**WHAT YOU WILL DO:**
State how many lines of the entries hold the string "Number", and nothing more.

**SUPPLIED INFORMATION:**
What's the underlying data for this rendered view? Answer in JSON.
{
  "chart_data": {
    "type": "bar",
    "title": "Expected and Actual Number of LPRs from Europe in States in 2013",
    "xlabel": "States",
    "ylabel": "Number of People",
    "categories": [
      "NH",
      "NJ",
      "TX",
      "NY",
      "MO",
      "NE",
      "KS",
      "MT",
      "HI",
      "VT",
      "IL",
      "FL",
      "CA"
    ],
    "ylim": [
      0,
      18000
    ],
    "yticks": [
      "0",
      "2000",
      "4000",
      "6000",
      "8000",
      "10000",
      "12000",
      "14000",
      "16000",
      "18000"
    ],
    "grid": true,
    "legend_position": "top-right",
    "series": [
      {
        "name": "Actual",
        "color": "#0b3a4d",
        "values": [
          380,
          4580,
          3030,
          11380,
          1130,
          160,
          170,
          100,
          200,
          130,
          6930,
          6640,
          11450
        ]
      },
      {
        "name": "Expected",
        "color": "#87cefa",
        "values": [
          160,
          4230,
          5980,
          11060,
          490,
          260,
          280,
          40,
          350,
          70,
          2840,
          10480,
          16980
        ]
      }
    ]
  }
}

**SOLVED PROBLEM:**
2